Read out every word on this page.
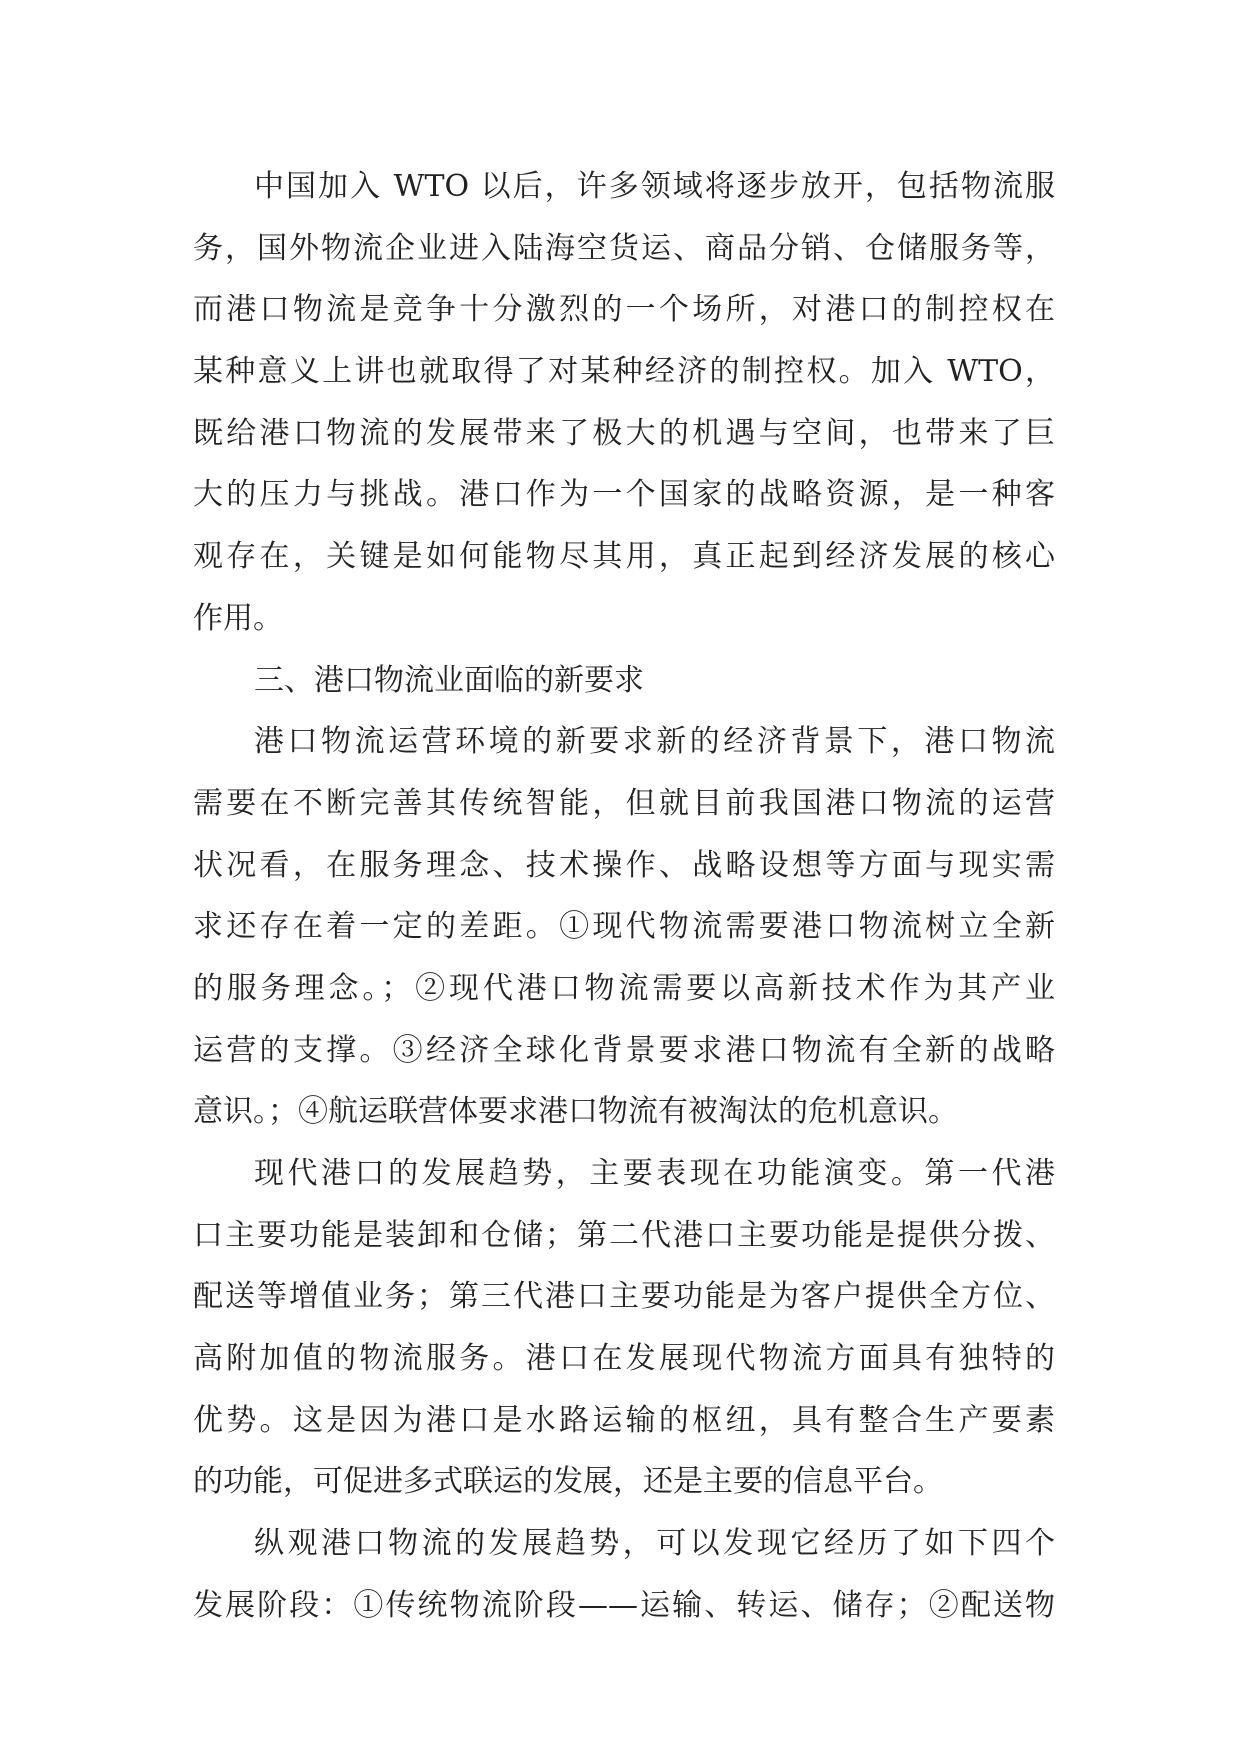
中国加入 WTO 以后，许多领域将逐步放开，包括物流服
务，国外物流企业进入陆海空货运、商品分销、仓储服务等，
而港口物流是竞争十分激烈的一个场所，对港口的制控权在
某种意义上讲也就取得了对某种经济的制控权。加入 WTO，
既给港口物流的发展带来了极大的机遇与空间，也带来了巨
大的压力与挑战。港口作为一个国家的战略资源，是一种客
观存在，关键是如何能物尽其用，真正起到经济发展的核心
作用。
三、港口物流业面临的新要求
港口物流运营环境的新要求新的经济背景下，港口物流
需要在不断完善其传统智能，但就目前我国港口物流的运营
状况看，在服务理念、技术操作、战略设想等方面与现实需
求还存在着一定的差距。①现代物流需要港口物流树立全新
的服务理念。；②现代港口物流需要以高新技术作为其产业
运营的支撑。③经济全球化背景要求港口物流有全新的战略
意识。；④航运联营体要求港口物流有被淘汰的危机意识。
现代港口的发展趋势，主要表现在功能演变。第一代港
口主要功能是装卸和仓储；第二代港口主要功能是提供分拨、
配送等增值业务；第三代港口主要功能是为客户提供全方位、
高附加值的物流服务。港口在发展现代物流方面具有独特的
优势。这是因为港口是水路运输的枢纽，具有整合生产要素
的功能，可促进多式联运的发展，还是主要的信息平台。
纵观港口物流的发展趋势，可以发现它经历了如下四个
发展阶段：①传统物流阶段——运输、转运、储存；②配送物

################

### [Stated goal]
Return the entries unchanged, save for the pictures, which do not belong in the copy.

### [Response]
Read out every word on this page.
中国加入 WTO 以后，许多领域将逐步放开，包括物流服
务，国外物流企业进入陆海空货运、商品分销、仓储服务等，
而港口物流是竞争十分激烈的一个场所，对港口的制控权在
某种意义上讲也就取得了对某种经济的制控权。加入 WTO，
既给港口物流的发展带来了极大的机遇与空间，也带来了巨
大的压力与挑战。港口作为一个国家的战略资源，是一种客
观存在，关键是如何能物尽其用，真正起到经济发展的核心
作用。
三、港口物流业面临的新要求
港口物流运营环境的新要求新的经济背景下，港口物流
需要在不断完善其传统智能，但就目前我国港口物流的运营
状况看，在服务理念、技术操作、战略设想等方面与现实需
求还存在着一定的差距。①现代物流需要港口物流树立全新
的服务理念。；②现代港口物流需要以高新技术作为其产业
运营的支撑。③经济全球化背景要求港口物流有全新的战略
意识。；④航运联营体要求港口物流有被淘汰的危机意识。
现代港口的发展趋势，主要表现在功能演变。第一代港
口主要功能是装卸和仓储；第二代港口主要功能是提供分拨、
配送等增值业务；第三代港口主要功能是为客户提供全方位、
高附加值的物流服务。港口在发展现代物流方面具有独特的
优势。这是因为港口是水路运输的枢纽，具有整合生产要素
的功能，可促进多式联运的发展，还是主要的信息平台。
纵观港口物流的发展趋势，可以发现它经历了如下四个
发展阶段：①传统物流阶段——运输、转运、储存；②配送物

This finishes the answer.